::: Entries supplied

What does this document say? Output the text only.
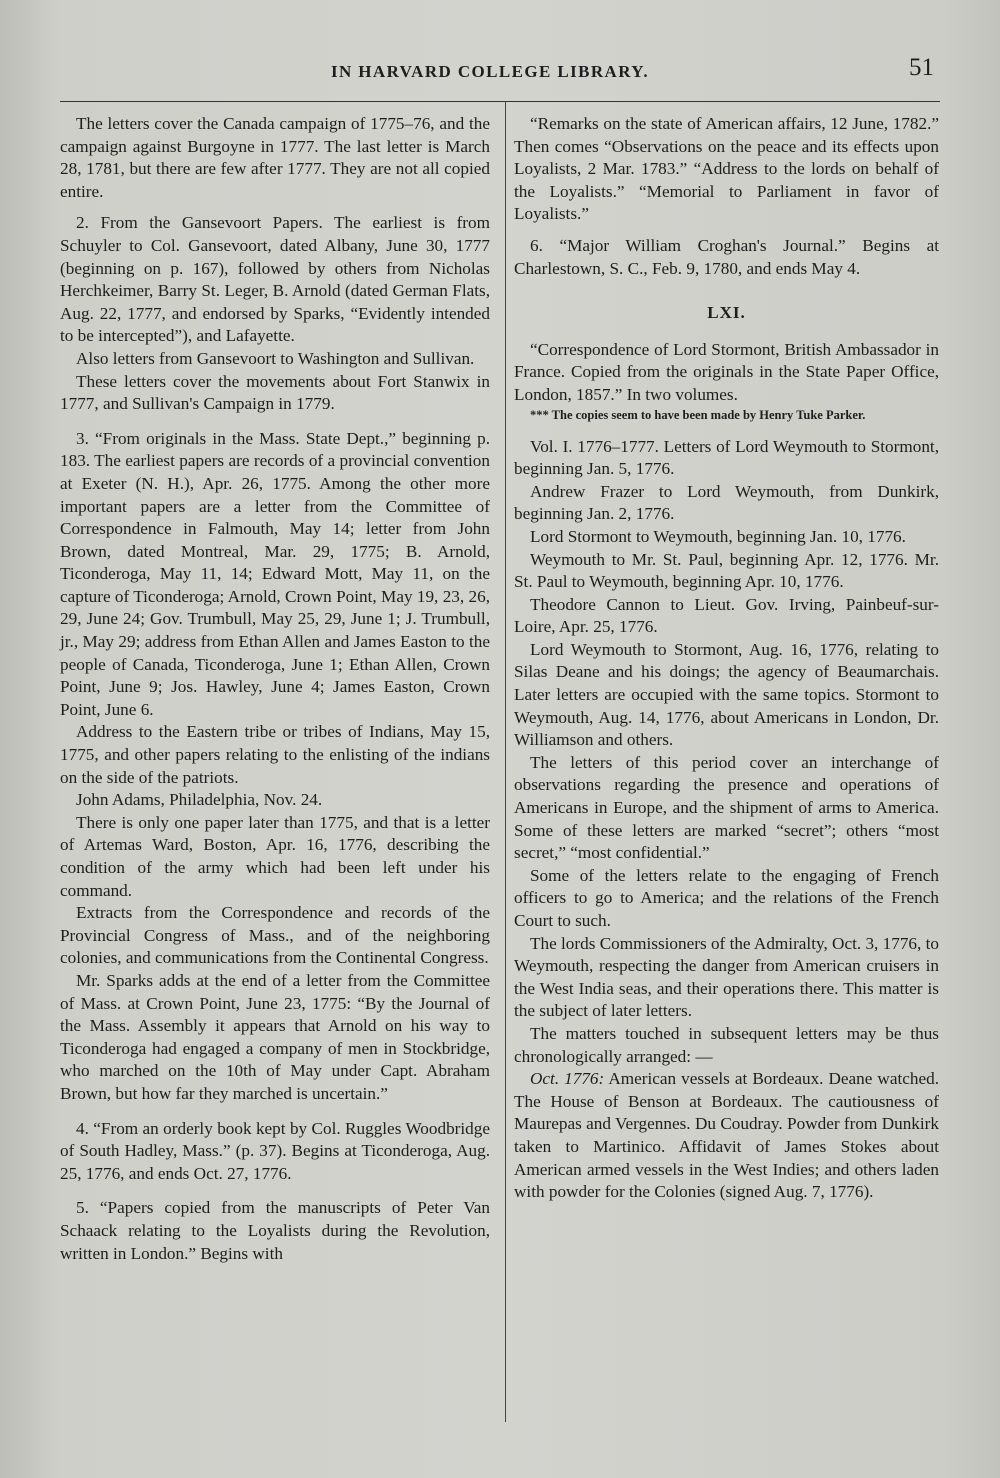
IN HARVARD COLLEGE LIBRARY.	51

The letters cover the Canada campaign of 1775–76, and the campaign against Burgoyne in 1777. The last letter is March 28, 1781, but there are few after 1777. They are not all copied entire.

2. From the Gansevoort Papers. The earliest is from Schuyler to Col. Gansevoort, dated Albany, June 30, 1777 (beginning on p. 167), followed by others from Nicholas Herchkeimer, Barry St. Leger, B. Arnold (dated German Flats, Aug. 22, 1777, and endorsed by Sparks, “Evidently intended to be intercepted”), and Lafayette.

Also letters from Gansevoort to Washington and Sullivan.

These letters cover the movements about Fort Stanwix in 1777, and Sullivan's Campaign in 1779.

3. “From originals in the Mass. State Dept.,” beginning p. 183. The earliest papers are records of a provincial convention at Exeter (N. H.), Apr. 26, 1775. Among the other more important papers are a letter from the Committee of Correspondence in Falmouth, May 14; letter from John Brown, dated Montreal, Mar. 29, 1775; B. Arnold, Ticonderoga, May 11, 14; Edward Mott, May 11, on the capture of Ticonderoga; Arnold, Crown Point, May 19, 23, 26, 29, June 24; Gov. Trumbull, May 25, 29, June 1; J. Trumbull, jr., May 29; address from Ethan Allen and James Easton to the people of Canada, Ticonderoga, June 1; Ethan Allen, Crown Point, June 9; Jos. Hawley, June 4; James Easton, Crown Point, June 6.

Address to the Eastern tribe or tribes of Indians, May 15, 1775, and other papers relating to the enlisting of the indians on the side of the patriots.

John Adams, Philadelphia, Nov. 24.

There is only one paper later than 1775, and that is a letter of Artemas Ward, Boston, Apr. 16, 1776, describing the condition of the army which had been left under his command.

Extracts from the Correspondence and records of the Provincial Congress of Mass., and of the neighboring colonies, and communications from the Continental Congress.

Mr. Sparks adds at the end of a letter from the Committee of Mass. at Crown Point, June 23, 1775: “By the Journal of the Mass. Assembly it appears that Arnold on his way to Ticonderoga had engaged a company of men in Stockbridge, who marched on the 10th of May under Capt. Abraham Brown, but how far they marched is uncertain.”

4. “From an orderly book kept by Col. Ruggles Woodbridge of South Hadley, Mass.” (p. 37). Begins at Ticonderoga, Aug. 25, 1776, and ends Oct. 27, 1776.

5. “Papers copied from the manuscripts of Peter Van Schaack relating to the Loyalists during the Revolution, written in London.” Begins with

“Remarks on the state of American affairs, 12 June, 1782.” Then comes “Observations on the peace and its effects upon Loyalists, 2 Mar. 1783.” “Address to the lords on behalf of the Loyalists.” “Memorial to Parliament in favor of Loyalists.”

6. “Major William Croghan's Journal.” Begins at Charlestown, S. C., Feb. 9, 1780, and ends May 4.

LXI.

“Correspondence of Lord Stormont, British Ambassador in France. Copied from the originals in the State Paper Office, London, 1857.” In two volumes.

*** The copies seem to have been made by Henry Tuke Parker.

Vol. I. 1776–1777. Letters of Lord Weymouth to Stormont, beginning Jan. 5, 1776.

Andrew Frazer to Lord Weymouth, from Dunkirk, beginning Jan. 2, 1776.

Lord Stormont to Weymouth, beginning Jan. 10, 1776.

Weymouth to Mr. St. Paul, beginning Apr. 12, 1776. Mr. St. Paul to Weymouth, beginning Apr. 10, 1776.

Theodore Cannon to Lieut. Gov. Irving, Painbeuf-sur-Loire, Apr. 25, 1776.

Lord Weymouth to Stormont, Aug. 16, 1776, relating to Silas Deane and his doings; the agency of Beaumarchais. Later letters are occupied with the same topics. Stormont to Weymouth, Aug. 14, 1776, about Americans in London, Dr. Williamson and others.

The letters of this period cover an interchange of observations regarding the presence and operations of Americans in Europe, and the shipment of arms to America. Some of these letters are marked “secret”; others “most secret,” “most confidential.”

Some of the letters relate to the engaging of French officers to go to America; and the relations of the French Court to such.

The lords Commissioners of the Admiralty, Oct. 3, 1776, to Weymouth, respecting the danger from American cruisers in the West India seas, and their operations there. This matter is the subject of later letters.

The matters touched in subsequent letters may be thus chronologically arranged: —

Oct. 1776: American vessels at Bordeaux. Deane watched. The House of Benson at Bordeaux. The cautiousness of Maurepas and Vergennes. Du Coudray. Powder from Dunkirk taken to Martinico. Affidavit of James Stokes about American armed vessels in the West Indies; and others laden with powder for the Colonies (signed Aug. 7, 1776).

::::::

- **Given problem**
Search the listing for the word "ends" and return each line that holds it.

- **Answer to this problem**
4. “From an orderly book kept by Col. Ruggles Woodbridge of South Hadley, Mass.” (p. 37). Begins at Ticonderoga, Aug. 25, 1776, and ends Oct. 27, 1776.
6. “Major William Croghan's Journal.” Begins at Charlestown, S. C., Feb. 9, 1780, and ends May 4.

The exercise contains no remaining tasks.